◆ **Material for this exercise**
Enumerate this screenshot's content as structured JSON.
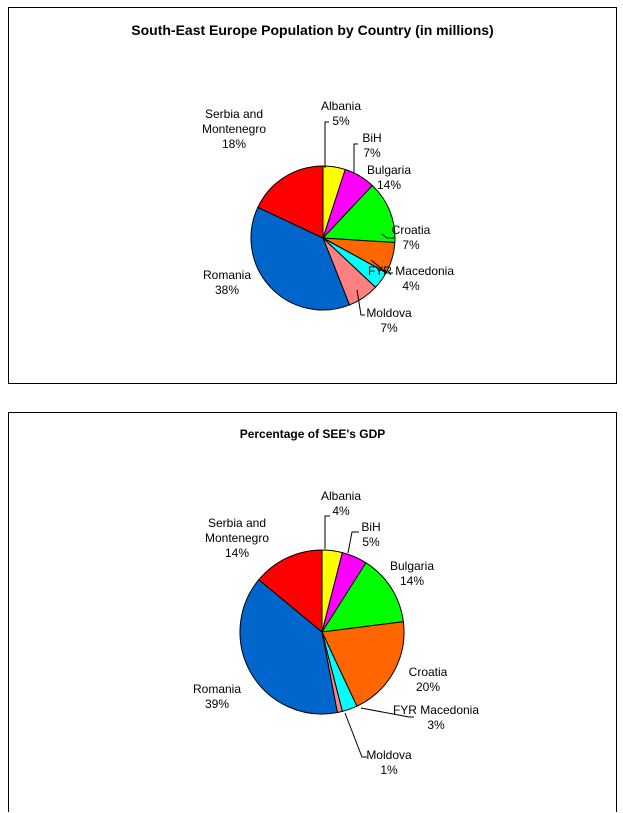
{
  "chart_data": [
    {
      "type": "pie",
      "title": "South-East Europe Population by Country (in millions)",
      "categories": [
        "Albania",
        "BiH",
        "Bulgaria",
        "Croatia",
        "FYR Macedonia",
        "Moldova",
        "Romania",
        "Serbia and Montenegro"
      ],
      "values": [
        5,
        7,
        14,
        7,
        4,
        7,
        38,
        18
      ],
      "value_labels": [
        "5%",
        "7%",
        "14%",
        "7%",
        "4%",
        "7%",
        "38%",
        "18%"
      ],
      "colors": [
        "#ffff00",
        "#ff00ff",
        "#00ff00",
        "#ff6600",
        "#00ffff",
        "#ff8080",
        "#0066cc",
        "#ff0000"
      ],
      "start": "12 o'clock, clockwise"
    },
    {
      "type": "pie",
      "title": "Percentage of SEE's GDP",
      "categories": [
        "Albania",
        "BiH",
        "Bulgaria",
        "Croatia",
        "FYR Macedonia",
        "Moldova",
        "Romania",
        "Serbia and Montenegro"
      ],
      "values": [
        4,
        5,
        14,
        20,
        3,
        1,
        39,
        14
      ],
      "value_labels": [
        "4%",
        "5%",
        "14%",
        "20%",
        "3%",
        "1%",
        "39%",
        "14%"
      ],
      "colors": [
        "#ffff00",
        "#ff00ff",
        "#00ff00",
        "#ff6600",
        "#00ffff",
        "#ff8080",
        "#0066cc",
        "#ff0000"
      ],
      "start": "12 o'clock, clockwise"
    }
  ]
}
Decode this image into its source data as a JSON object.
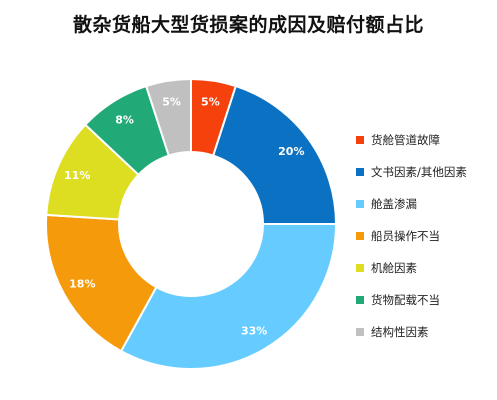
{
  "chart_data": {
    "type": "pie",
    "donut": true,
    "title": "散杂货船大型货损案的成因及赔付额占比",
    "categories": [
      "货舱管道故障",
      "文书因素/其他因素",
      "舱盖渗漏",
      "船员操作不当",
      "机舱因素",
      "货物配载不当",
      "结构性因素"
    ],
    "values": [
      5,
      20,
      33,
      18,
      11,
      8,
      5
    ],
    "data_labels": [
      "5%",
      "20%",
      "33%",
      "18%",
      "11%",
      "8%",
      "5%"
    ],
    "colors": [
      "#F5420D",
      "#0B71C2",
      "#66CCFF",
      "#F59A0B",
      "#DDDD22",
      "#21AA77",
      "#C0C0C0"
    ],
    "legend_position": "right"
  }
}
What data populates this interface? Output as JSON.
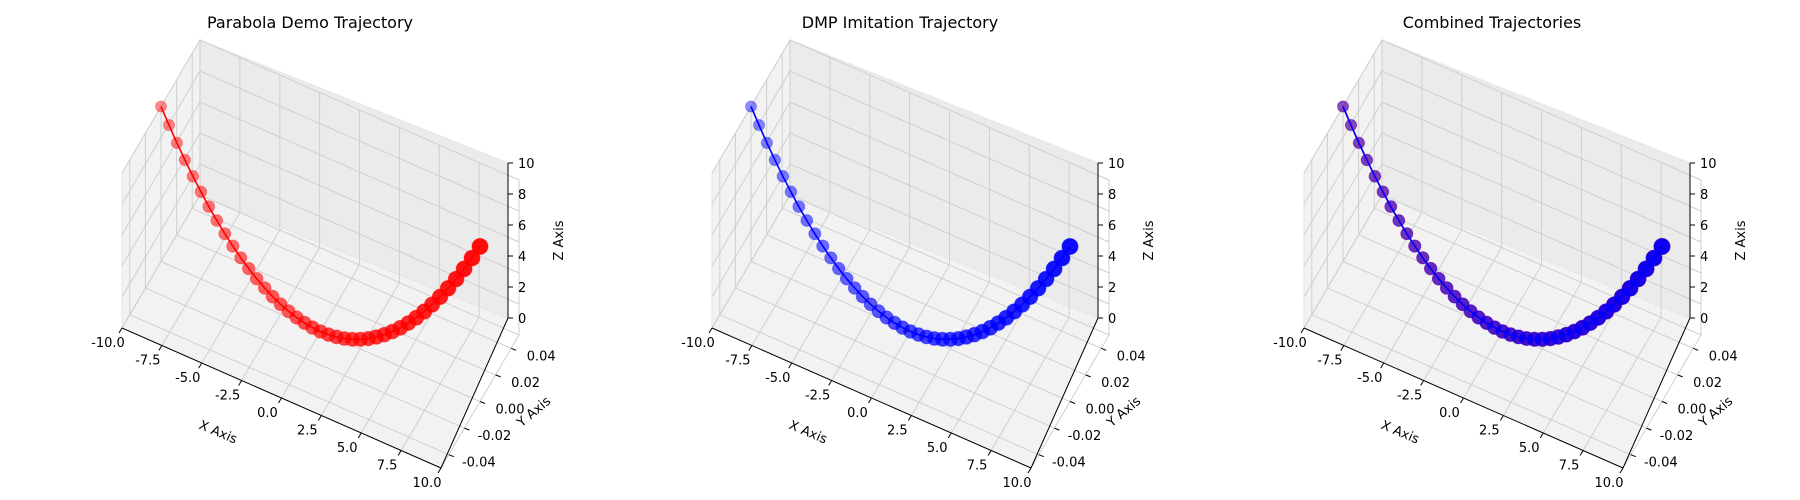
{
  "chart_data": [
    {
      "type": "scatter3d",
      "title": "Parabola Demo Trajectory",
      "xlabel": "X Axis",
      "ylabel": "Y Axis",
      "zlabel": "Z Axis",
      "xlim": [
        -10,
        10
      ],
      "ylim": [
        -0.05,
        0.05
      ],
      "zlim": [
        0,
        10
      ],
      "xticks": [
        "-10.0",
        "-7.5",
        "-5.0",
        "-2.5",
        "0.0",
        "2.5",
        "5.0",
        "7.5",
        "10.0"
      ],
      "yticks": [
        "-0.04",
        "-0.02",
        "0.00",
        "0.02",
        "0.04"
      ],
      "zticks": [
        "0",
        "2",
        "4",
        "6",
        "8",
        "10"
      ],
      "grid": true,
      "series": [
        {
          "color": "#ff0000",
          "line": true,
          "x_range": [
            -10,
            10
          ],
          "points": 41,
          "z": "x^2/10",
          "y": 0
        }
      ]
    },
    {
      "type": "scatter3d",
      "title": "DMP Imitation Trajectory",
      "xlabel": "X Axis",
      "ylabel": "Y Axis",
      "zlabel": "Z Axis",
      "xlim": [
        -10,
        10
      ],
      "ylim": [
        -0.05,
        0.05
      ],
      "zlim": [
        0,
        10
      ],
      "xticks": [
        "-10.0",
        "-7.5",
        "-5.0",
        "-2.5",
        "0.0",
        "2.5",
        "5.0",
        "7.5",
        "10.0"
      ],
      "yticks": [
        "-0.04",
        "-0.02",
        "0.00",
        "0.02",
        "0.04"
      ],
      "zticks": [
        "0",
        "2",
        "4",
        "6",
        "8",
        "10"
      ],
      "grid": true,
      "series": [
        {
          "color": "#0000ff",
          "line": true,
          "x_range": [
            -10,
            10
          ],
          "points": 41,
          "z": "x^2/10",
          "y": 0
        }
      ]
    },
    {
      "type": "scatter3d",
      "title": "Combined Trajectories",
      "xlabel": "X Axis",
      "ylabel": "Y Axis",
      "zlabel": "Z Axis",
      "xlim": [
        -10,
        10
      ],
      "ylim": [
        -0.05,
        0.05
      ],
      "zlim": [
        0,
        10
      ],
      "xticks": [
        "-10.0",
        "-7.5",
        "-5.0",
        "-2.5",
        "0.0",
        "2.5",
        "5.0",
        "7.5",
        "10.0"
      ],
      "yticks": [
        "-0.04",
        "-0.02",
        "0.00",
        "0.02",
        "0.04"
      ],
      "zticks": [
        "0",
        "2",
        "4",
        "6",
        "8",
        "10"
      ],
      "grid": true,
      "series": [
        {
          "color": "#ff0000",
          "line": true,
          "x_range": [
            -10,
            10
          ],
          "points": 41,
          "z": "x^2/10",
          "y": 0
        },
        {
          "color": "#0000ff",
          "line": true,
          "x_range": [
            -10,
            10
          ],
          "points": 41,
          "z": "x^2/10",
          "y": 0
        }
      ]
    }
  ]
}
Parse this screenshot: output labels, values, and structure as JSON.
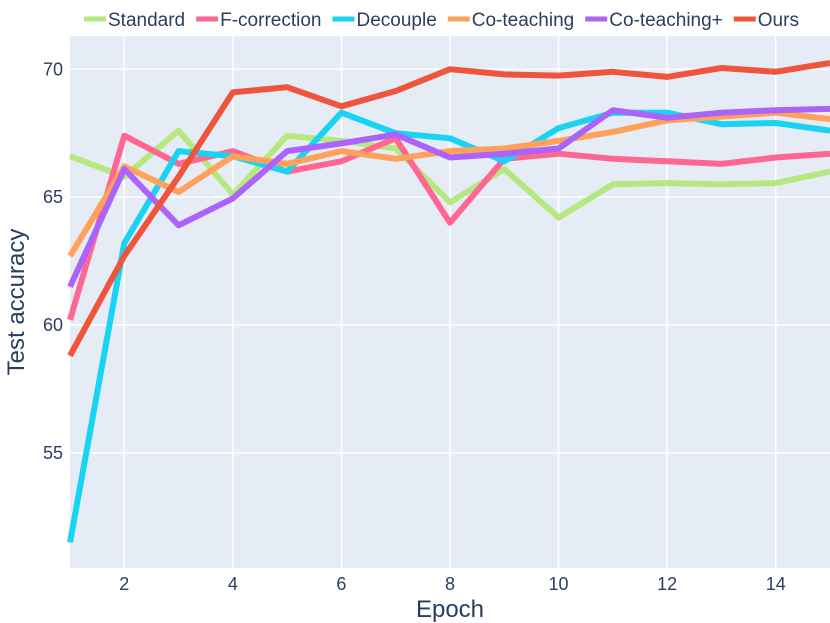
{
  "chart_data": {
    "type": "line",
    "xlabel": "Epoch",
    "ylabel": "Test accuracy",
    "xlim": [
      1,
      15
    ],
    "ylim": [
      50.5,
      71.3
    ],
    "x_ticks": [
      2,
      4,
      6,
      8,
      10,
      12,
      14
    ],
    "y_ticks": [
      55,
      60,
      65,
      70
    ],
    "grid": true,
    "legend_position": "top",
    "background": "#e5ecf6",
    "x": [
      1,
      2,
      3,
      4,
      5,
      6,
      7,
      8,
      9,
      10,
      11,
      12,
      13,
      14,
      15
    ],
    "series": [
      {
        "name": "Standard",
        "color": "#b6e880",
        "values": [
          66.6,
          65.8,
          67.6,
          65.1,
          67.4,
          67.2,
          66.9,
          64.8,
          66.1,
          64.2,
          65.5,
          65.55,
          65.5,
          65.55,
          66.0
        ]
      },
      {
        "name": "F-correction",
        "color": "#ff6692",
        "values": [
          60.2,
          67.4,
          66.3,
          66.8,
          66.0,
          66.4,
          67.3,
          64.0,
          66.5,
          66.7,
          66.5,
          66.4,
          66.3,
          66.55,
          66.7
        ]
      },
      {
        "name": "Decouple",
        "color": "#19d3f3",
        "values": [
          51.5,
          63.2,
          66.8,
          66.6,
          66.0,
          68.3,
          67.5,
          67.3,
          66.4,
          67.7,
          68.3,
          68.3,
          67.85,
          67.9,
          67.6
        ]
      },
      {
        "name": "Co-teaching",
        "color": "#ffa15a",
        "values": [
          62.7,
          66.2,
          65.2,
          66.6,
          66.3,
          66.8,
          66.5,
          66.8,
          66.9,
          67.2,
          67.55,
          68.0,
          68.15,
          68.3,
          68.05
        ]
      },
      {
        "name": "Co-teaching+",
        "color": "#ab63fa",
        "values": [
          61.5,
          66.1,
          63.9,
          64.95,
          66.8,
          67.1,
          67.45,
          66.55,
          66.7,
          66.9,
          68.4,
          68.1,
          68.3,
          68.4,
          68.45
        ]
      },
      {
        "name": "Ours",
        "color": "#ef553b",
        "values": [
          58.8,
          62.7,
          65.8,
          69.1,
          69.3,
          68.55,
          69.15,
          70.0,
          69.8,
          69.75,
          69.9,
          69.7,
          70.05,
          69.9,
          70.25
        ]
      }
    ]
  }
}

◆ **Task instructions**
Find the string "JSON" in the listing and return every line that holds it.

◆ **Task result**
Enumerate this screenshot's content as structured JSON.
Decode this image into its source data as a JSON object.
What data populates this interface? Output as JSON.
Parse this screenshot: output labels, values, and structure as JSON.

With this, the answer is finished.